_Short exercise_
Recast the data from its first line through the line containing "rating-stars[interactable] <box>610 924", both included, as a numbered list, leaving out any blank lines.

------------

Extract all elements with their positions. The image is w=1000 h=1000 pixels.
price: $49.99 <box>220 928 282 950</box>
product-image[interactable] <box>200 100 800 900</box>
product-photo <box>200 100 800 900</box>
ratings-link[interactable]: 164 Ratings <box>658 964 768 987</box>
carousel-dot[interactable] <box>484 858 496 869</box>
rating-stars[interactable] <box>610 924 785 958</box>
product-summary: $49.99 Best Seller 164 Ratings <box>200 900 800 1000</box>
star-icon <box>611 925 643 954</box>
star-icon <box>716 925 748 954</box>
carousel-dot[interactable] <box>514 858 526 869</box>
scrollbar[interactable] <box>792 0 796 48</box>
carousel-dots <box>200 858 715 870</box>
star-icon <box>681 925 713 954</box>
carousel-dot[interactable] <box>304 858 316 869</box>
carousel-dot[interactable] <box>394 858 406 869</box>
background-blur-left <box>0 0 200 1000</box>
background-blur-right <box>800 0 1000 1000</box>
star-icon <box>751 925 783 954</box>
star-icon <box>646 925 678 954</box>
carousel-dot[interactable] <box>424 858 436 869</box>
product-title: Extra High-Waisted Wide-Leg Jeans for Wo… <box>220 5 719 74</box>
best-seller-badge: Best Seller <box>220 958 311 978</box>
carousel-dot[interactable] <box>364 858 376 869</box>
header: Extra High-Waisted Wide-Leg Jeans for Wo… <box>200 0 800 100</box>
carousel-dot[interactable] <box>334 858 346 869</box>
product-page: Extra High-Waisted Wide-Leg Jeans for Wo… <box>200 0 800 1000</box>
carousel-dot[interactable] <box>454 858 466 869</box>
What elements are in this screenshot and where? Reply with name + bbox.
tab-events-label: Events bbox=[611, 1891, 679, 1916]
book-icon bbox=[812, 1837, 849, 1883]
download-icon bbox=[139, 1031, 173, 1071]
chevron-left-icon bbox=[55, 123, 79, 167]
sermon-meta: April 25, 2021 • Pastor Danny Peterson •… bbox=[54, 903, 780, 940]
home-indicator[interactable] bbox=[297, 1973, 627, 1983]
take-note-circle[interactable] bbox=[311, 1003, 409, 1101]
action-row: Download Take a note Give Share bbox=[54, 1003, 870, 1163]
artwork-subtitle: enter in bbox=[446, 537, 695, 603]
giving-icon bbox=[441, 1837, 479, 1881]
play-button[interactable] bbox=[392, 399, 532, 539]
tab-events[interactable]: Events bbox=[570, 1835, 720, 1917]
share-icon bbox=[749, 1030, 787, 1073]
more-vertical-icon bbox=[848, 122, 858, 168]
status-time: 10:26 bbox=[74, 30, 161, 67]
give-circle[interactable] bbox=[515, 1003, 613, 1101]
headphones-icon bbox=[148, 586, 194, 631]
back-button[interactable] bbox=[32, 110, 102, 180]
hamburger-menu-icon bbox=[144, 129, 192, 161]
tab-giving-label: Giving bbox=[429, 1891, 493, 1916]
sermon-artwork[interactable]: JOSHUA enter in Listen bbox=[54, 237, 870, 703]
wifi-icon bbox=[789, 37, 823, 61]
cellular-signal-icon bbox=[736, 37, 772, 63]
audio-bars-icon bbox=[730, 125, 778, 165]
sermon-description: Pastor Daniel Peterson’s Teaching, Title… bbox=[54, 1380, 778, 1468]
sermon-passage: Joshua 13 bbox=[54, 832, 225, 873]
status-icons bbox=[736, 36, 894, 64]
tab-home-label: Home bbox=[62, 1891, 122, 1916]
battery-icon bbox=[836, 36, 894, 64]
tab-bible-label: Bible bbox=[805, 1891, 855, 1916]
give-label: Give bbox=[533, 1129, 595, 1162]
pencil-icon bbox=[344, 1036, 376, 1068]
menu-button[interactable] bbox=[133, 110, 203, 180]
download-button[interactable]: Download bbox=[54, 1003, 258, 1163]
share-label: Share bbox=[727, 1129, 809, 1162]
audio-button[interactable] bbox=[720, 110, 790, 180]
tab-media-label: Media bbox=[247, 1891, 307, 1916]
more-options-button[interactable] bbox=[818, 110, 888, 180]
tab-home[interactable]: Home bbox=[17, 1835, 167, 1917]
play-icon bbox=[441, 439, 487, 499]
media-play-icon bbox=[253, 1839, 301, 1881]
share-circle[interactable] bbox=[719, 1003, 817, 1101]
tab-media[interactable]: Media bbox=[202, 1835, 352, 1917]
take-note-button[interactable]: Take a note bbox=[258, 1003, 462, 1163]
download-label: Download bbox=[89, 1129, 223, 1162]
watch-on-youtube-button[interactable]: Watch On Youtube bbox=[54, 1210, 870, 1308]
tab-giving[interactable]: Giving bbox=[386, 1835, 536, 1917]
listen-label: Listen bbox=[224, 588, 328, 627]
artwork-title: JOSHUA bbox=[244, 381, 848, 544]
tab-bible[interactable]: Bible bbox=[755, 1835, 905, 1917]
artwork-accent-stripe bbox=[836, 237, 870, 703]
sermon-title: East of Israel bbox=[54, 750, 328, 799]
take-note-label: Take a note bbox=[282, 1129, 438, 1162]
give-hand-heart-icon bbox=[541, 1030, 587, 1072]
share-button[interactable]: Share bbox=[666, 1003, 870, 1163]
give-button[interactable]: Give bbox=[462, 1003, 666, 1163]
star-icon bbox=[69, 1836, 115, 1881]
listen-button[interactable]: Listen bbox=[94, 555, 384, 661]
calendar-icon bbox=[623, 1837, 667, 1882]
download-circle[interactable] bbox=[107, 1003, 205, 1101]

------------

_Solution_
1. Extract all elements with their positions. The image is w=1000 h=1000 pixels.
2. price: $49.99 <box>220 928 282 950</box>
3. product-image[interactable] <box>200 100 800 900</box>
4. product-photo <box>200 100 800 900</box>
5. ratings-link[interactable]: 164 Ratings <box>658 964 768 987</box>
6. carousel-dot[interactable] <box>484 858 496 869</box>
7. rating-stars[interactable] <box>610 924 785 958</box>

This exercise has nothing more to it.